# [LISTING]

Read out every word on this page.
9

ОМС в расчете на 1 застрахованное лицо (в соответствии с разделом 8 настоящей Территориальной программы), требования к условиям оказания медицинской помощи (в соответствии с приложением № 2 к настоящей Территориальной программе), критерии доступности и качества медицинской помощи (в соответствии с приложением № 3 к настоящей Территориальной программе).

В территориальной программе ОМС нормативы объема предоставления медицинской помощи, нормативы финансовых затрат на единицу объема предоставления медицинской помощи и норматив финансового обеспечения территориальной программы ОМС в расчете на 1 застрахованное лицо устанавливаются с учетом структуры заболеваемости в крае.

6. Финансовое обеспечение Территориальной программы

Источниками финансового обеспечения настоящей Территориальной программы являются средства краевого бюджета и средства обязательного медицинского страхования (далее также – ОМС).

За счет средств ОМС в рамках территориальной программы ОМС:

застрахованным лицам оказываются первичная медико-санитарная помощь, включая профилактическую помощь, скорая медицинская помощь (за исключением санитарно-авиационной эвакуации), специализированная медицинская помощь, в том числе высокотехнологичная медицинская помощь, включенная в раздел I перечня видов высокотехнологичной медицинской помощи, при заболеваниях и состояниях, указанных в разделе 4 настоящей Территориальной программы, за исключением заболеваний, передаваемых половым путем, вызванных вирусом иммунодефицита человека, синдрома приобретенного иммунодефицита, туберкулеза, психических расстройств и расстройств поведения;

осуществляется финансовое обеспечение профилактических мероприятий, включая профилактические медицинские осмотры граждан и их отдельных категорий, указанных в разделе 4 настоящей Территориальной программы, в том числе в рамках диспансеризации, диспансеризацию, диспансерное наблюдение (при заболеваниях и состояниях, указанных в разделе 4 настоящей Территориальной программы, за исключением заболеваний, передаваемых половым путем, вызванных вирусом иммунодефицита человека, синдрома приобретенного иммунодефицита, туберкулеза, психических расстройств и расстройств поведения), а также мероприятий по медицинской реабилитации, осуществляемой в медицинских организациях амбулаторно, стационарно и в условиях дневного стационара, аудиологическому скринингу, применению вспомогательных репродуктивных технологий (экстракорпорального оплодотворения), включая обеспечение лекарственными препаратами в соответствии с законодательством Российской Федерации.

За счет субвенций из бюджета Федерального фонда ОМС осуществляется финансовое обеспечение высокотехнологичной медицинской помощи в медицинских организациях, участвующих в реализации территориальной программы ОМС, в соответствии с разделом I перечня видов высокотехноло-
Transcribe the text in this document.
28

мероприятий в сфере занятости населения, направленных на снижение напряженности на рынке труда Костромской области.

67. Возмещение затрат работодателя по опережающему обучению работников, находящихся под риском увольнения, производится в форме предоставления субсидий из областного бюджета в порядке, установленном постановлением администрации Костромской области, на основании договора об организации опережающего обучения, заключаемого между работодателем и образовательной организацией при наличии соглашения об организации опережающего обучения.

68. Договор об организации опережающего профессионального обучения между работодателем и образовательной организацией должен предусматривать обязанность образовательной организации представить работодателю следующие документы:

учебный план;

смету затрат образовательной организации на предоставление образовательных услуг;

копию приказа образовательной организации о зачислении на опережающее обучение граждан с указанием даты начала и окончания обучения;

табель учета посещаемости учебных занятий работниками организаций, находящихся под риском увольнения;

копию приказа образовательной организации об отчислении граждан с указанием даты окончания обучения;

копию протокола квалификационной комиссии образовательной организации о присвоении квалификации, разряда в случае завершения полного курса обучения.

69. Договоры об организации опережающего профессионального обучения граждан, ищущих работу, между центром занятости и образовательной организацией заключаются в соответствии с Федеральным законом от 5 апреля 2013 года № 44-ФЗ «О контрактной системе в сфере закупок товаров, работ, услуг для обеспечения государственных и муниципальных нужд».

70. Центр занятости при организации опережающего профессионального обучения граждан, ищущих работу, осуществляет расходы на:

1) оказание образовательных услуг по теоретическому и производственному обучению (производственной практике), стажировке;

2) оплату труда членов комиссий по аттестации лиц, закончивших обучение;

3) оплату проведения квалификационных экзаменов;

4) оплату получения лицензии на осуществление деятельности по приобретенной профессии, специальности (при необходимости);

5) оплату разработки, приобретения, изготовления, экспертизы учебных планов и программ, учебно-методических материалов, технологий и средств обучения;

# [EXERCISE DETAILS]
Each line with the string "осуществляется" in it needs to be found and copied.

# [SOLVED PROBLEM]
осуществляется финансовое обеспечение профилактических мероприятий, включая профилактические медицинские осмотры граждан и их отдельных категорий, указанных в разделе 4 настоящей Территориальной программы, в том числе в рамках диспансеризации, диспансеризацию, диспансерное наблюдение (при заболеваниях и состояниях, указанных в разделе 4 настоящей Территориальной программы, за исключением заболеваний, передаваемых половым путем, вызванных вирусом иммунодефицита человека, синдрома приобретенного иммунодефицита, туберкулеза, психических расстройств и расстройств поведения), а также мероприятий по медицинской реабилитации, осуществляемой в медицинских организациях амбулаторно, стационарно и в условиях дневного стационара, аудиологическому скринингу, применению вспомогательных репродуктивных технологий (экстракорпорального оплодотворения), включая обеспечение лекарственными препаратами в соответствии с законодательством Российской Федерации.
За счет субвенций из бюджета Федерального фонда ОМС осуществляется финансовое обеспечение высокотехнологичной медицинской помощи в медицинских организациях, участвующих в реализации территориальной программы ОМС, в соответствии с разделом I перечня видов высокотехноло-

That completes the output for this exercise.